• [What the task requires]:
Return each line of the entries below verbatim, in the same order and with no changes.
>> Begin Dataset extract
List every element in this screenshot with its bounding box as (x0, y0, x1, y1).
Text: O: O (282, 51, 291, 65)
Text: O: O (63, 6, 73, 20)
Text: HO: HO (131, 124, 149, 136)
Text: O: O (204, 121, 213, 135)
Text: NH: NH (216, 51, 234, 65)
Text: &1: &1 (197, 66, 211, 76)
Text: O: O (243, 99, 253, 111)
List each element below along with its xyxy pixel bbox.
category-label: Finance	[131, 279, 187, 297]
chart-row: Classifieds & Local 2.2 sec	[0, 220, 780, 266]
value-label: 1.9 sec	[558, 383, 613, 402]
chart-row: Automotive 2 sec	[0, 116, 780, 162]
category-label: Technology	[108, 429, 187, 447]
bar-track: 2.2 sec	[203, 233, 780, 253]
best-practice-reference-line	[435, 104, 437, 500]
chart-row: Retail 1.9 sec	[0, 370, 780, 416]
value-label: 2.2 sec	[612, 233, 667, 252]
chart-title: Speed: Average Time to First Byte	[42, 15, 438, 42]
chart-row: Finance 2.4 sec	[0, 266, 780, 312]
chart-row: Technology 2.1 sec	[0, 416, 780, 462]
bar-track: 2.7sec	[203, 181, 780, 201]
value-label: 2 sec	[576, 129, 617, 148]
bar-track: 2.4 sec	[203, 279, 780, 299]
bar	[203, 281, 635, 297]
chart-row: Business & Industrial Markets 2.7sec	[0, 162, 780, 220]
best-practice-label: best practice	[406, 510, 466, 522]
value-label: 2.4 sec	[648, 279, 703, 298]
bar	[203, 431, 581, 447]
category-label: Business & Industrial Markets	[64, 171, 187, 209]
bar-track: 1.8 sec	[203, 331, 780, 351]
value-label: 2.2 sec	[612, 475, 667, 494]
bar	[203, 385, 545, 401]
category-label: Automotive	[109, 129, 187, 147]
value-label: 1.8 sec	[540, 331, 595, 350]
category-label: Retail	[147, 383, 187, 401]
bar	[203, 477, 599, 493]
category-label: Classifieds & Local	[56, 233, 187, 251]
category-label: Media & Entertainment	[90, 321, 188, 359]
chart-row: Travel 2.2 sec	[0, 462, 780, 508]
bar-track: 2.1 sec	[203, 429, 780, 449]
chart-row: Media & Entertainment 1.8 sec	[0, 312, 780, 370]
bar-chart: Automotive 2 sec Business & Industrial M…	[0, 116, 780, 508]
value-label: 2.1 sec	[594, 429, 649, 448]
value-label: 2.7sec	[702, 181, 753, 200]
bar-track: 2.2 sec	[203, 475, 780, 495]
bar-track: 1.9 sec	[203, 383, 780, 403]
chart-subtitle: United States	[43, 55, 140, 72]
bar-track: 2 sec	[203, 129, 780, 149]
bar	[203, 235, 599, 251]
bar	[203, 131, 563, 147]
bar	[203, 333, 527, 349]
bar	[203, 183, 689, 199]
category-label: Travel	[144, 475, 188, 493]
>> End Dataset extract
• [Task solution]:
List every element in this screenshot with its bounding box as (x0, y0, x1, y1).
Text: O: O (282, 51, 291, 65)
Text: O: O (63, 6, 73, 20)
Text: HO: HO (131, 124, 149, 136)
Text: O: O (204, 121, 213, 135)
Text: NH: NH (216, 51, 234, 65)
Text: &1: &1 (197, 66, 211, 76)
Text: O: O (243, 99, 253, 111)
List each element below along with its xyxy pixel bbox.
category-label: Finance	[131, 279, 187, 297]
chart-row: Classifieds & Local 2.2 sec	[0, 220, 780, 266]
value-label: 1.9 sec	[558, 383, 613, 402]
chart-row: Automotive 2 sec	[0, 116, 780, 162]
category-label: Technology	[108, 429, 187, 447]
bar-track: 2.2 sec	[203, 233, 780, 253]
best-practice-reference-line	[435, 104, 437, 500]
chart-row: Retail 1.9 sec	[0, 370, 780, 416]
value-label: 2.2 sec	[612, 233, 667, 252]
chart-title: Speed: Average Time to First Byte	[42, 15, 438, 42]
chart-row: Finance 2.4 sec	[0, 266, 780, 312]
chart-row: Technology 2.1 sec	[0, 416, 780, 462]
bar-track: 2.7sec	[203, 181, 780, 201]
value-label: 2 sec	[576, 129, 617, 148]
bar-track: 2.4 sec	[203, 279, 780, 299]
bar	[203, 281, 635, 297]
chart-row: Business & Industrial Markets 2.7sec	[0, 162, 780, 220]
best-practice-label: best practice	[406, 510, 466, 522]
value-label: 2.4 sec	[648, 279, 703, 298]
bar	[203, 431, 581, 447]
category-label: Business & Industrial Markets	[64, 171, 187, 209]
bar-track: 1.8 sec	[203, 331, 780, 351]
value-label: 2.2 sec	[612, 475, 667, 494]
bar	[203, 385, 545, 401]
category-label: Automotive	[109, 129, 187, 147]
value-label: 1.8 sec	[540, 331, 595, 350]
category-label: Retail	[147, 383, 187, 401]
bar	[203, 477, 599, 493]
category-label: Classifieds & Local	[56, 233, 187, 251]
category-label: Media & Entertainment	[90, 321, 188, 359]
chart-row: Travel 2.2 sec	[0, 462, 780, 508]
bar-track: 2.1 sec	[203, 429, 780, 449]
chart-row: Media & Entertainment 1.8 sec	[0, 312, 780, 370]
bar-chart: Automotive 2 sec Business & Industrial M…	[0, 116, 780, 508]
value-label: 2.1 sec	[594, 429, 649, 448]
value-label: 2.7sec	[702, 181, 753, 200]
bar-track: 2.2 sec	[203, 475, 780, 495]
bar-track: 1.9 sec	[203, 383, 780, 403]
chart-subtitle: United States	[43, 55, 140, 72]
bar-track: 2 sec	[203, 129, 780, 149]
bar	[203, 235, 599, 251]
bar	[203, 131, 563, 147]
bar	[203, 333, 527, 349]
bar	[203, 183, 689, 199]
category-label: Travel	[144, 475, 188, 493]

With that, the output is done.